Requirements — Gather, from the listing beneath this task, every line holding the string "JSON".

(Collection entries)
Begin
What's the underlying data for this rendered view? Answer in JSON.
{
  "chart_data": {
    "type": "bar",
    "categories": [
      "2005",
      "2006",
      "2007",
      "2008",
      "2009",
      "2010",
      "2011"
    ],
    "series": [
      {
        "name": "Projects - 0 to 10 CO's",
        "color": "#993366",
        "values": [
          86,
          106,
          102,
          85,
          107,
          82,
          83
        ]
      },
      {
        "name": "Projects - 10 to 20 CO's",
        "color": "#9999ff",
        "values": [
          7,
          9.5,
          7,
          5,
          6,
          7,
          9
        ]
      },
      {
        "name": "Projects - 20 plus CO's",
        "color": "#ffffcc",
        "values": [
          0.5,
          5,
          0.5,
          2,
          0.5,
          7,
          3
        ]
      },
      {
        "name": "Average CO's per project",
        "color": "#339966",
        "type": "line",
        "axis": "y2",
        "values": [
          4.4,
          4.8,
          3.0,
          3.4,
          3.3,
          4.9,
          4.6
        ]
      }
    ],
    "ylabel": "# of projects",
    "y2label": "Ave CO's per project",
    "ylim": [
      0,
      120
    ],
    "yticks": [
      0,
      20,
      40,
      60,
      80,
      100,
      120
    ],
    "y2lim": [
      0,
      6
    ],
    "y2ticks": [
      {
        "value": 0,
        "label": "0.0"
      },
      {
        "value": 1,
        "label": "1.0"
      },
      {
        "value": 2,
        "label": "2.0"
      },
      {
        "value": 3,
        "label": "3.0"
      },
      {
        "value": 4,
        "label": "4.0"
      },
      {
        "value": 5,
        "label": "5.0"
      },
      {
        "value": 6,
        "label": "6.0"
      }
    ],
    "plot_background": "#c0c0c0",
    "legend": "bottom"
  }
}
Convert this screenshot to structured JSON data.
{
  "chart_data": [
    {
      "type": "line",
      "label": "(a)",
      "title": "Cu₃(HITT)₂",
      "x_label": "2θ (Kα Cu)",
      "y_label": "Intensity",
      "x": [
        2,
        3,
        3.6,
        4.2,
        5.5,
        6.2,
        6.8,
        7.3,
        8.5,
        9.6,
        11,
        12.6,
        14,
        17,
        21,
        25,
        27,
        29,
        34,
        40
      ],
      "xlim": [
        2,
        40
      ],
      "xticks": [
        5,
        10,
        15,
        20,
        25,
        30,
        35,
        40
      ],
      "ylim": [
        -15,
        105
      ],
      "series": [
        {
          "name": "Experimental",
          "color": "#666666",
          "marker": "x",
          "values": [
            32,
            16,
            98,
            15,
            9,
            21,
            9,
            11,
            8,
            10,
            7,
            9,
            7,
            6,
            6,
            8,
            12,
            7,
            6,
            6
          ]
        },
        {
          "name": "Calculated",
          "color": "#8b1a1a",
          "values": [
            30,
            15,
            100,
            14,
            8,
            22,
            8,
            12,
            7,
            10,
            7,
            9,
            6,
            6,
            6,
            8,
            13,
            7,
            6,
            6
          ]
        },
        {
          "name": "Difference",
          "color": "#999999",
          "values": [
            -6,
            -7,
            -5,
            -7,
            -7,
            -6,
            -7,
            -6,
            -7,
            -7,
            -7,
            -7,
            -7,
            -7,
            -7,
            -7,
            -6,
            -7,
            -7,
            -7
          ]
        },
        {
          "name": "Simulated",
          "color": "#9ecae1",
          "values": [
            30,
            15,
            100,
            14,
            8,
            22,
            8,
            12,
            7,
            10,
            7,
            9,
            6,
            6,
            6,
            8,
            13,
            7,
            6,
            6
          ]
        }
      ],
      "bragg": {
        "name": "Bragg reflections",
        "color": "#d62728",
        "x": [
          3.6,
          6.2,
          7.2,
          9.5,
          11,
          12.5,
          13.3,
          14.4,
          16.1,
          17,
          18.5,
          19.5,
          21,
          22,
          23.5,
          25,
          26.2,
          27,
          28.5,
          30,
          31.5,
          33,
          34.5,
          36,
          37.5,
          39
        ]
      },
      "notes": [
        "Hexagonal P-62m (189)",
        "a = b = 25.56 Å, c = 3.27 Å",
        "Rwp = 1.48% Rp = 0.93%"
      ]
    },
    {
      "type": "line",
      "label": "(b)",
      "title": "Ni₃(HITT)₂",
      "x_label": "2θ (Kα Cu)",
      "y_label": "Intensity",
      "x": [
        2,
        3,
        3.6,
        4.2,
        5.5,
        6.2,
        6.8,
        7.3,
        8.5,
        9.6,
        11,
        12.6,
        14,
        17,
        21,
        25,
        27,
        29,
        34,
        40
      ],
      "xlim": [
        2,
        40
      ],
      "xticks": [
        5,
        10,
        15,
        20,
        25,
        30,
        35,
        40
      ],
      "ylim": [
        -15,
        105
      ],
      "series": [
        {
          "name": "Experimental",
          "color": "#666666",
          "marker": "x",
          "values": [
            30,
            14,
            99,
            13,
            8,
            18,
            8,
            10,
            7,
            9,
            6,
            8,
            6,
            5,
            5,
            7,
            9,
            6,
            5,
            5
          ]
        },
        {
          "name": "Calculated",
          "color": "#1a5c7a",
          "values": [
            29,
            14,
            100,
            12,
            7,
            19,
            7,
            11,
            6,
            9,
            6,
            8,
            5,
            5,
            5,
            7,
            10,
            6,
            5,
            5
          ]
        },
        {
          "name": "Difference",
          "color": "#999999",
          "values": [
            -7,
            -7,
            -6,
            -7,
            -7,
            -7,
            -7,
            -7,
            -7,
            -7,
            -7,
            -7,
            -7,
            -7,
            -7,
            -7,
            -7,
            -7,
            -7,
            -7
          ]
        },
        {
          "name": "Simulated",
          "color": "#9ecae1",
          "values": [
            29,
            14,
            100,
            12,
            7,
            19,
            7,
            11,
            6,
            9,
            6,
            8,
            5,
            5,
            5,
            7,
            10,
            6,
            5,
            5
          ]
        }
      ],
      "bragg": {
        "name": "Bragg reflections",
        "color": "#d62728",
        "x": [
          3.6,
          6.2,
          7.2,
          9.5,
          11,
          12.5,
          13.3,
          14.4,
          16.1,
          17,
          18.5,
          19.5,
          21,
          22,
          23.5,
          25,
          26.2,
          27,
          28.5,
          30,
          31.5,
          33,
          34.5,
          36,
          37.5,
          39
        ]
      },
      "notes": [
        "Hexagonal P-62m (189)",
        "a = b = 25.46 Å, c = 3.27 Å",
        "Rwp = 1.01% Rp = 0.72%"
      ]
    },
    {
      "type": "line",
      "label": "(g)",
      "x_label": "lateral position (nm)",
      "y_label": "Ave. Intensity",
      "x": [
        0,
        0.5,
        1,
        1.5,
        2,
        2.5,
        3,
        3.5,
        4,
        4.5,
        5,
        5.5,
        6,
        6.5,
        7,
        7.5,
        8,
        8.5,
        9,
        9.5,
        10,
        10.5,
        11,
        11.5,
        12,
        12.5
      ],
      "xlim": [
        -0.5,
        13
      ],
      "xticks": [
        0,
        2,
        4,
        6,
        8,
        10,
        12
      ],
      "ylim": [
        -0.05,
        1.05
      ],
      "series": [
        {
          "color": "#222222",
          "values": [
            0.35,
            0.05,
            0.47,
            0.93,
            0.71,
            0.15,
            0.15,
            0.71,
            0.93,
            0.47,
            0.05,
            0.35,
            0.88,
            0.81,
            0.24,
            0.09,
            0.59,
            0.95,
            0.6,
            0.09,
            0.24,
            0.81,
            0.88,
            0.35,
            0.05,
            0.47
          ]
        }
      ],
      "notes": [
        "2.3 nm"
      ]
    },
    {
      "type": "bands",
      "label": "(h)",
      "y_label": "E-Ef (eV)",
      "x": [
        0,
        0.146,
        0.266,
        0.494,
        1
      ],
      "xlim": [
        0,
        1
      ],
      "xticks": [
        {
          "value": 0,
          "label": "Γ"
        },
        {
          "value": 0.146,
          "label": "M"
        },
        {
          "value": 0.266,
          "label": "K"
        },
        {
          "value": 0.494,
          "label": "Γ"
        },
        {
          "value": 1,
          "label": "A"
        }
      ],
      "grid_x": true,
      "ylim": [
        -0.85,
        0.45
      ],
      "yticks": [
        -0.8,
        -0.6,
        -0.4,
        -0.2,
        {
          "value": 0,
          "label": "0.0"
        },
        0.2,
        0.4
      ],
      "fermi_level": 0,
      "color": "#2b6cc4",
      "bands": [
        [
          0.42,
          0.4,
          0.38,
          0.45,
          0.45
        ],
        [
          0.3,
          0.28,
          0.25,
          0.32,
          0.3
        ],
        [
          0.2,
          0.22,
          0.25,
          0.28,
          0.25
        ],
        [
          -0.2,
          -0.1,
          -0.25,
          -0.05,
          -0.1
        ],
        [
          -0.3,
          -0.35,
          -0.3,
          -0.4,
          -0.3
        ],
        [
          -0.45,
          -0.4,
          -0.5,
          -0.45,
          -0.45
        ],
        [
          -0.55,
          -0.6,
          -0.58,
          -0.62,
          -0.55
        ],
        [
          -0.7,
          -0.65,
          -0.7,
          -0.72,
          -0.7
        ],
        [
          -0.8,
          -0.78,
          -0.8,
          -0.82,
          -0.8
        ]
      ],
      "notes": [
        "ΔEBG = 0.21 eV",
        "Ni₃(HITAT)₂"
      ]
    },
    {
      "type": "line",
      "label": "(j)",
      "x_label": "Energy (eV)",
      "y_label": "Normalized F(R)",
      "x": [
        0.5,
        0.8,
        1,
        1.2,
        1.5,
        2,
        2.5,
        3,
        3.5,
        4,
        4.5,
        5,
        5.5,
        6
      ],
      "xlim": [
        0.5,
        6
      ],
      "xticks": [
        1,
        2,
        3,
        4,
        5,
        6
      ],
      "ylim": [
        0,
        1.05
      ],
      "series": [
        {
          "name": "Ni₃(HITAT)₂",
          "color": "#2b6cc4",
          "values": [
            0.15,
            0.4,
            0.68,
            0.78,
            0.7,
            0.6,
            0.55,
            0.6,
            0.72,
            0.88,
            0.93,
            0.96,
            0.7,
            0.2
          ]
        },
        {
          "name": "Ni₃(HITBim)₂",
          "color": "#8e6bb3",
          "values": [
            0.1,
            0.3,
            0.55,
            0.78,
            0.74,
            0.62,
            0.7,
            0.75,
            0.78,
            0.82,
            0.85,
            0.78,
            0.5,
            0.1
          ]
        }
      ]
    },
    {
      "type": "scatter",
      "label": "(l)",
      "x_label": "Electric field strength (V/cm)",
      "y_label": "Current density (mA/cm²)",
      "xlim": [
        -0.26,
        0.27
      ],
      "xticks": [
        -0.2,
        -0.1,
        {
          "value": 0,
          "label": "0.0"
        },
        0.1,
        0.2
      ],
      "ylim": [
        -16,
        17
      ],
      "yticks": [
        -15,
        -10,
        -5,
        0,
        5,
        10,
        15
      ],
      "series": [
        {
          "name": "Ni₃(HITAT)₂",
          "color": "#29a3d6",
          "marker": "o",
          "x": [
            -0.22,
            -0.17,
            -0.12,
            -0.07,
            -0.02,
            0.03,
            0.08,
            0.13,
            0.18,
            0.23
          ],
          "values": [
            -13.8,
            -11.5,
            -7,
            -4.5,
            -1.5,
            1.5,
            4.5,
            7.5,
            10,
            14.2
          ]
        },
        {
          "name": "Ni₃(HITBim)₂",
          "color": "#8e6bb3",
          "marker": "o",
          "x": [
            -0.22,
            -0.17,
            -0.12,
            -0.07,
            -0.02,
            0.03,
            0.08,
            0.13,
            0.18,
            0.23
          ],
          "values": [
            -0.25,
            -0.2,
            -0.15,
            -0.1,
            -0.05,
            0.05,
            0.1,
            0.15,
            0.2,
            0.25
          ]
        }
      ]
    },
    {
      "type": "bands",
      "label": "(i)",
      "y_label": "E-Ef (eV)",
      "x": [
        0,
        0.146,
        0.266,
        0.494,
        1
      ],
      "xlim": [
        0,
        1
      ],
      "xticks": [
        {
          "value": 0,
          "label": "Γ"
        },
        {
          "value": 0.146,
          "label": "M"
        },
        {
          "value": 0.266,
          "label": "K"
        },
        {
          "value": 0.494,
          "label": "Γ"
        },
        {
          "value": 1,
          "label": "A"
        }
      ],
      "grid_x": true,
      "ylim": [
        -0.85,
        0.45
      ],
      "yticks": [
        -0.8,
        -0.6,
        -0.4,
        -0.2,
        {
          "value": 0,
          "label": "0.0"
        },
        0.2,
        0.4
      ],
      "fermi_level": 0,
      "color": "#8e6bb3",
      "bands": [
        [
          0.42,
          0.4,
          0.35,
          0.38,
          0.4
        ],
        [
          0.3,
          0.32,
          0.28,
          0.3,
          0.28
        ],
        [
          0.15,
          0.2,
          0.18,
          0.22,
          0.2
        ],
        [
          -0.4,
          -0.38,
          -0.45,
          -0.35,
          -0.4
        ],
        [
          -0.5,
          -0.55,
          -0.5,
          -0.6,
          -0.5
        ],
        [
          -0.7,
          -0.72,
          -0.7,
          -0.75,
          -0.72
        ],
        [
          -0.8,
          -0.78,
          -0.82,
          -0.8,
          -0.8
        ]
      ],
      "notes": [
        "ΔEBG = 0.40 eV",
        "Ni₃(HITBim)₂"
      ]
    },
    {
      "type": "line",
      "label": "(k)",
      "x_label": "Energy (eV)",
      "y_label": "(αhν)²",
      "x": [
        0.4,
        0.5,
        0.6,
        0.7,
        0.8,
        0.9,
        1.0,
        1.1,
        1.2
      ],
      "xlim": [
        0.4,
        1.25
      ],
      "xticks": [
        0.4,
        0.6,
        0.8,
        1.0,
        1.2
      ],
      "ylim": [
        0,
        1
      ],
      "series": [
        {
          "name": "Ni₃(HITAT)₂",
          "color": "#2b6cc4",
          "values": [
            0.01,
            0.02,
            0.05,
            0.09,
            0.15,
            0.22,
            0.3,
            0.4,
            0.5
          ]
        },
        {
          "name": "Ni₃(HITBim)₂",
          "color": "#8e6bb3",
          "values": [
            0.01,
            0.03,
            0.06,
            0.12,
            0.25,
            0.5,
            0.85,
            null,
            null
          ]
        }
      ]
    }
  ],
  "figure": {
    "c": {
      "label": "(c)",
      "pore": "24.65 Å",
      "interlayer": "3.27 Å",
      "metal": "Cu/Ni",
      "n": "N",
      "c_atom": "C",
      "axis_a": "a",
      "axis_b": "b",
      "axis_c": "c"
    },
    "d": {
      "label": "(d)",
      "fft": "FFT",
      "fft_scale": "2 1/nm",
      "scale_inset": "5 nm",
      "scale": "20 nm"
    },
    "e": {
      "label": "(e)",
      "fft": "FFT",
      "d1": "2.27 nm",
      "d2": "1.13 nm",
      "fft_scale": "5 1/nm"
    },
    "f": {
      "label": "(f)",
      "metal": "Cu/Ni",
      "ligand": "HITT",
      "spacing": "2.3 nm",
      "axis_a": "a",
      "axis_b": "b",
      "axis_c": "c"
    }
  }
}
End
Written solution —
What's the underlying data for this rendered view? Answer in JSON.
Convert this screenshot to structured JSON data.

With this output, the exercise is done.